PROBLEM DETAILS —
Reproduce the material in full, exactly as written.

SUPPLIED INFORMATION —
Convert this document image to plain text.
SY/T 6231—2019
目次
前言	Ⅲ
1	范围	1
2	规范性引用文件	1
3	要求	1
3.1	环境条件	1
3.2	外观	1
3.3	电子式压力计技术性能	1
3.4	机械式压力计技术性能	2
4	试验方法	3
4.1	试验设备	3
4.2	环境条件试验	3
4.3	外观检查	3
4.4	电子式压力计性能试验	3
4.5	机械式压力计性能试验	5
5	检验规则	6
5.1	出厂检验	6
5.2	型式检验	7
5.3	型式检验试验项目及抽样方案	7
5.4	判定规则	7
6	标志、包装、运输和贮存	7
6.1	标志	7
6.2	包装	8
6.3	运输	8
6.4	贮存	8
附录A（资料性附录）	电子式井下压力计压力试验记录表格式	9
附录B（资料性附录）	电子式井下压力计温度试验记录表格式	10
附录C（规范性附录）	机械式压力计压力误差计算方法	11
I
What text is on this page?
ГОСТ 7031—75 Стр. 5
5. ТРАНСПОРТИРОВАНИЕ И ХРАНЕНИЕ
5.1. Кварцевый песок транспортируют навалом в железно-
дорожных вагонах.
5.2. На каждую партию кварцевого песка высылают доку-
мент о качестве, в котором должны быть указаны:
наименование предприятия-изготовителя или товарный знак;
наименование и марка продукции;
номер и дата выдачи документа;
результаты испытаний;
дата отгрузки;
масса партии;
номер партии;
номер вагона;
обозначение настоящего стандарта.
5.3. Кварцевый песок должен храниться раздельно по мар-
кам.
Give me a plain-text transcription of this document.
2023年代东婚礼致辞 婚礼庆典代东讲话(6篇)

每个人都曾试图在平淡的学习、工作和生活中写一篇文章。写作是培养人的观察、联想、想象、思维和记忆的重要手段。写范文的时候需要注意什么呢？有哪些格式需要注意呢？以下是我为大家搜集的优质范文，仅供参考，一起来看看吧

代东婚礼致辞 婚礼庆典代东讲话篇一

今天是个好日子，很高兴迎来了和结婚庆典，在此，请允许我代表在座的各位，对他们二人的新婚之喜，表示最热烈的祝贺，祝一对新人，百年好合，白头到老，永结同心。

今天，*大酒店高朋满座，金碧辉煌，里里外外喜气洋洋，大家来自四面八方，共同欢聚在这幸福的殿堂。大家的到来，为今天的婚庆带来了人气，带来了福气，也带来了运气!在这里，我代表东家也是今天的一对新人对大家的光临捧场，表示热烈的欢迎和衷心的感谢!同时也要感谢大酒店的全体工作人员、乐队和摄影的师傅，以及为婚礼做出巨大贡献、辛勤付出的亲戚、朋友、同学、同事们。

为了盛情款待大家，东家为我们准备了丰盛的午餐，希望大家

TASK RESPONSE —
Convert this document image to plain text.
SY/T 6231—2019
目次
前言	Ⅲ
1	范围	1
2	规范性引用文件	1
3	要求	1
3.1	环境条件	1
3.2	外观	1
3.3	电子式压力计技术性能	1
3.4	机械式压力计技术性能	2
4	试验方法	3
4.1	试验设备	3
4.2	环境条件试验	3
4.3	外观检查	3
4.4	电子式压力计性能试验	3
4.5	机械式压力计性能试验	5
5	检验规则	6
5.1	出厂检验	6
5.2	型式检验	7
5.3	型式检验试验项目及抽样方案	7
5.4	判定规则	7
6	标志、包装、运输和贮存	7
6.1	标志	7
6.2	包装	8
6.3	运输	8
6.4	贮存	8
附录A（资料性附录）	电子式井下压力计压力试验记录表格式	9
附录B（资料性附录）	电子式井下压力计温度试验记录表格式	10
附录C（规范性附录）	机械式压力计压力误差计算方法	11
I
What text is on this page?
ГОСТ 7031—75 Стр. 5
5. ТРАНСПОРТИРОВАНИЕ И ХРАНЕНИЕ
5.1. Кварцевый песок транспортируют навалом в железно-
дорожных вагонах.
5.2. На каждую партию кварцевого песка высылают доку-
мент о качестве, в котором должны быть указаны:
наименование предприятия-изготовителя или товарный знак;
наименование и марка продукции;
номер и дата выдачи документа;
результаты испытаний;
дата отгрузки;
масса партии;
номер партии;
номер вагона;
обозначение настоящего стандарта.
5.3. Кварцевый песок должен храниться раздельно по мар-
кам.
Give me a plain-text transcription of this document.
2023年代东婚礼致辞 婚礼庆典代东讲话(6篇)

每个人都曾试图在平淡的学习、工作和生活中写一篇文章。写作是培养人的观察、联想、想象、思维和记忆的重要手段。写范文的时候需要注意什么呢？有哪些格式需要注意呢？以下是我为大家搜集的优质范文，仅供参考，一起来看看吧

代东婚礼致辞 婚礼庆典代东讲话篇一

今天是个好日子，很高兴迎来了和结婚庆典，在此，请允许我代表在座的各位，对他们二人的新婚之喜，表示最热烈的祝贺，祝一对新人，百年好合，白头到老，永结同心。

今天，*大酒店高朋满座，金碧辉煌，里里外外喜气洋洋，大家来自四面八方，共同欢聚在这幸福的殿堂。大家的到来，为今天的婚庆带来了人气，带来了福气，也带来了运气!在这里，我代表东家也是今天的一对新人对大家的光临捧场，表示热烈的欢迎和衷心的感谢!同时也要感谢大酒店的全体工作人员、乐队和摄影的师傅，以及为婚礼做出巨大贡献、辛勤付出的亲戚、朋友、同学、同事们。

为了盛情款待大家，东家为我们准备了丰盛的午餐，希望大家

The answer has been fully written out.